**Recorded data**.
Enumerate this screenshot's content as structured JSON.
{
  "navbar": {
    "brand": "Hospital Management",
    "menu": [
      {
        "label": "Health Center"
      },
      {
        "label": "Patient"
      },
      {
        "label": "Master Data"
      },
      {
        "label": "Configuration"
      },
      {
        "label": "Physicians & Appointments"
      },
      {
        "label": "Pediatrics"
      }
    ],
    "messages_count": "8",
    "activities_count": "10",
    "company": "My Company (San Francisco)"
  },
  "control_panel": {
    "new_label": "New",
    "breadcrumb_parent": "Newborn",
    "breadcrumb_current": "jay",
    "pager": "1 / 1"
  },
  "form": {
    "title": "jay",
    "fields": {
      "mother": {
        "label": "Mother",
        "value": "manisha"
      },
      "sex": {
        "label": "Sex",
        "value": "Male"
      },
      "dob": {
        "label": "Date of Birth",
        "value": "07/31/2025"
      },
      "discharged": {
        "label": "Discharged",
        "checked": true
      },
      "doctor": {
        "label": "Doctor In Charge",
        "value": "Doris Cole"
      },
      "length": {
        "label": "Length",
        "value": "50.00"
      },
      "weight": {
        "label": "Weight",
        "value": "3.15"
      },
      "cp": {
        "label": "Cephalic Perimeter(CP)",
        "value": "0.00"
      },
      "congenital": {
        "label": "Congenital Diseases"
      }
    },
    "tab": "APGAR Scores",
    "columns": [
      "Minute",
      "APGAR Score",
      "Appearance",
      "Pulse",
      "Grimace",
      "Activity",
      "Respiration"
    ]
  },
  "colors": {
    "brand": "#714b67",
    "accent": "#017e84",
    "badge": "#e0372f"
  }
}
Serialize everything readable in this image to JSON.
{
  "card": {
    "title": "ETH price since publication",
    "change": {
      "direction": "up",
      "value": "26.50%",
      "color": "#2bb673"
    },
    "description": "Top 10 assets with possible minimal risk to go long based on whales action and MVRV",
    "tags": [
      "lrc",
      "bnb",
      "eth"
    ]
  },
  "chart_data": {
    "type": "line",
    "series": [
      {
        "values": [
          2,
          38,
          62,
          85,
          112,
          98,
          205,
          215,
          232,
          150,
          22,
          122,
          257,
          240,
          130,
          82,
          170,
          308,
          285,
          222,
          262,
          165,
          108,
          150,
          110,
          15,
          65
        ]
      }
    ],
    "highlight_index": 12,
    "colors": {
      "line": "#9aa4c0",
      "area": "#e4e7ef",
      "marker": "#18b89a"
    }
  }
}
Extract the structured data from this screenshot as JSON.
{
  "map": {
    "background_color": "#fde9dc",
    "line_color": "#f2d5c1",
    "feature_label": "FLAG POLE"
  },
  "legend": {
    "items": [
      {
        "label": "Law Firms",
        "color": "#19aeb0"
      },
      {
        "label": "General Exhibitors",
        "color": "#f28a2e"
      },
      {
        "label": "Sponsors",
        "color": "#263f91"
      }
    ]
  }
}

**Your task**. Going over the lines above, work out how many include "JSON", then give only that number.

**Response below**. 3